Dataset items
--*--

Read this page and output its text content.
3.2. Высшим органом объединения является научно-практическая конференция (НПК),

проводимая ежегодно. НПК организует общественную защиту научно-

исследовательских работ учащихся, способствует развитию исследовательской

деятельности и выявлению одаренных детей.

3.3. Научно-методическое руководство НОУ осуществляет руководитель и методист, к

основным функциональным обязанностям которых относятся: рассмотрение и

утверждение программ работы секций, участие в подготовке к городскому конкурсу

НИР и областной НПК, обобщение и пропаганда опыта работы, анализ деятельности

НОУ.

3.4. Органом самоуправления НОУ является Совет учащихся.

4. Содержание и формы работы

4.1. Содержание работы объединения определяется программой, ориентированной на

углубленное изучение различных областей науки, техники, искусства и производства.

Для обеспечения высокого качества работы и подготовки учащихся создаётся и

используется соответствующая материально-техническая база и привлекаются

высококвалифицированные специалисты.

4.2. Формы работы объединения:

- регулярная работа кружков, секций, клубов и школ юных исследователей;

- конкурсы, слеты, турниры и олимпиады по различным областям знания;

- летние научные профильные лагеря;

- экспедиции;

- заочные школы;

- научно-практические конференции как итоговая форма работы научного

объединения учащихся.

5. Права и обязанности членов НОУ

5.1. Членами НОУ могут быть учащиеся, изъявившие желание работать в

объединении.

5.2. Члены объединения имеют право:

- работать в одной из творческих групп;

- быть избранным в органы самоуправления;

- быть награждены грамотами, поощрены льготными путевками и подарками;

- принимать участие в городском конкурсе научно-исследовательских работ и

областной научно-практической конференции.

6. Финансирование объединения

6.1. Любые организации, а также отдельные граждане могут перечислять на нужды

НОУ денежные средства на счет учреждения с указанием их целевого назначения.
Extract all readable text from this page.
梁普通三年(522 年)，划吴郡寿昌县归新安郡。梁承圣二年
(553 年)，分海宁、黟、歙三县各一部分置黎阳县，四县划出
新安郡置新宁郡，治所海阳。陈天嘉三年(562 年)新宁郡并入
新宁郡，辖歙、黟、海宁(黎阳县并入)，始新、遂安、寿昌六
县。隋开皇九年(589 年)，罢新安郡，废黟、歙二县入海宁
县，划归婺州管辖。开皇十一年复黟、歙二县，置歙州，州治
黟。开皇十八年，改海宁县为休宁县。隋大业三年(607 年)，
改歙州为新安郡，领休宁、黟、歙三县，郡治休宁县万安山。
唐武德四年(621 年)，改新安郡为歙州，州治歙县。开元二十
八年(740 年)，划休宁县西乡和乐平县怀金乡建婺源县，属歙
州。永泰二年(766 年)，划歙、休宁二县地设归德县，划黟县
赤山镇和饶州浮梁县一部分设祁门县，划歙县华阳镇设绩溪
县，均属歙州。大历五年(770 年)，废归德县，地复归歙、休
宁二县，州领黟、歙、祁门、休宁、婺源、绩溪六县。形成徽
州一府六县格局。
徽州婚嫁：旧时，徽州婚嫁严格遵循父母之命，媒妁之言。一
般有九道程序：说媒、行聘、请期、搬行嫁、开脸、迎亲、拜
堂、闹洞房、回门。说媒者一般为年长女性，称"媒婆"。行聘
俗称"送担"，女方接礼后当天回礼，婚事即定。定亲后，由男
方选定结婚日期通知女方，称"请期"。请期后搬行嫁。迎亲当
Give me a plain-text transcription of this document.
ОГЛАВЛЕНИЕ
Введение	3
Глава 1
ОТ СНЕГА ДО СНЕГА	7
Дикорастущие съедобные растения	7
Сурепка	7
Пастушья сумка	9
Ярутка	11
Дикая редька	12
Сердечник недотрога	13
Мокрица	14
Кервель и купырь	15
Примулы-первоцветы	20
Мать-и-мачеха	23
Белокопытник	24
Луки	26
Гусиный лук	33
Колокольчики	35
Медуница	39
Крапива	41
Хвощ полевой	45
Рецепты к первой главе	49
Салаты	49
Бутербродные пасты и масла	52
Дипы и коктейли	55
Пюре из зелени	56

--*--

Written request =>
Return the listing above word for word.

Task response =>
Read this page and output its text content.
3.2. Высшим органом объединения является научно-практическая конференция (НПК),

проводимая ежегодно. НПК организует общественную защиту научно-

исследовательских работ учащихся, способствует развитию исследовательской

деятельности и выявлению одаренных детей.

3.3. Научно-методическое руководство НОУ осуществляет руководитель и методист, к

основным функциональным обязанностям которых относятся: рассмотрение и

утверждение программ работы секций, участие в подготовке к городскому конкурсу

НИР и областной НПК, обобщение и пропаганда опыта работы, анализ деятельности

НОУ.

3.4. Органом самоуправления НОУ является Совет учащихся.

4. Содержание и формы работы

4.1. Содержание работы объединения определяется программой, ориентированной на

углубленное изучение различных областей науки, техники, искусства и производства.

Для обеспечения высокого качества работы и подготовки учащихся создаётся и

используется соответствующая материально-техническая база и привлекаются

высококвалифицированные специалисты.

4.2. Формы работы объединения:

- регулярная работа кружков, секций, клубов и школ юных исследователей;

- конкурсы, слеты, турниры и олимпиады по различным областям знания;

- летние научные профильные лагеря;

- экспедиции;

- заочные школы;

- научно-практические конференции как итоговая форма работы научного

объединения учащихся.

5. Права и обязанности членов НОУ

5.1. Членами НОУ могут быть учащиеся, изъявившие желание работать в

объединении.

5.2. Члены объединения имеют право:

- работать в одной из творческих групп;

- быть избранным в органы самоуправления;

- быть награждены грамотами, поощрены льготными путевками и подарками;

- принимать участие в городском конкурсе научно-исследовательских работ и

областной научно-практической конференции.

6. Финансирование объединения

6.1. Любые организации, а также отдельные граждане могут перечислять на нужды

НОУ денежные средства на счет учреждения с указанием их целевого назначения.
Extract all readable text from this page.
梁普通三年(522 年)，划吴郡寿昌县归新安郡。梁承圣二年
(553 年)，分海宁、黟、歙三县各一部分置黎阳县，四县划出
新安郡置新宁郡，治所海阳。陈天嘉三年(562 年)新宁郡并入
新宁郡，辖歙、黟、海宁(黎阳县并入)，始新、遂安、寿昌六
县。隋开皇九年(589 年)，罢新安郡，废黟、歙二县入海宁
县，划归婺州管辖。开皇十一年复黟、歙二县，置歙州，州治
黟。开皇十八年，改海宁县为休宁县。隋大业三年(607 年)，
改歙州为新安郡，领休宁、黟、歙三县，郡治休宁县万安山。
唐武德四年(621 年)，改新安郡为歙州，州治歙县。开元二十
八年(740 年)，划休宁县西乡和乐平县怀金乡建婺源县，属歙
州。永泰二年(766 年)，划歙、休宁二县地设归德县，划黟县
赤山镇和饶州浮梁县一部分设祁门县，划歙县华阳镇设绩溪
县，均属歙州。大历五年(770 年)，废归德县，地复归歙、休
宁二县，州领黟、歙、祁门、休宁、婺源、绩溪六县。形成徽
州一府六县格局。
徽州婚嫁：旧时，徽州婚嫁严格遵循父母之命，媒妁之言。一
般有九道程序：说媒、行聘、请期、搬行嫁、开脸、迎亲、拜
堂、闹洞房、回门。说媒者一般为年长女性，称"媒婆"。行聘
俗称"送担"，女方接礼后当天回礼，婚事即定。定亲后，由男
方选定结婚日期通知女方，称"请期"。请期后搬行嫁。迎亲当
Give me a plain-text transcription of this document.
ОГЛАВЛЕНИЕ
Введение	3
Глава 1
ОТ СНЕГА ДО СНЕГА	7
Дикорастущие съедобные растения	7
Сурепка	7
Пастушья сумка	9
Ярутка	11
Дикая редька	12
Сердечник недотрога	13
Мокрица	14
Кервель и купырь	15
Примулы-первоцветы	20
Мать-и-мачеха	23
Белокопытник	24
Луки	26
Гусиный лук	33
Колокольчики	35
Медуница	39
Крапива	41
Хвощ полевой	45
Рецепты к первой главе	49
Салаты	49
Бутербродные пасты и масла	52
Дипы и коктейли	55
Пюре из зелени	56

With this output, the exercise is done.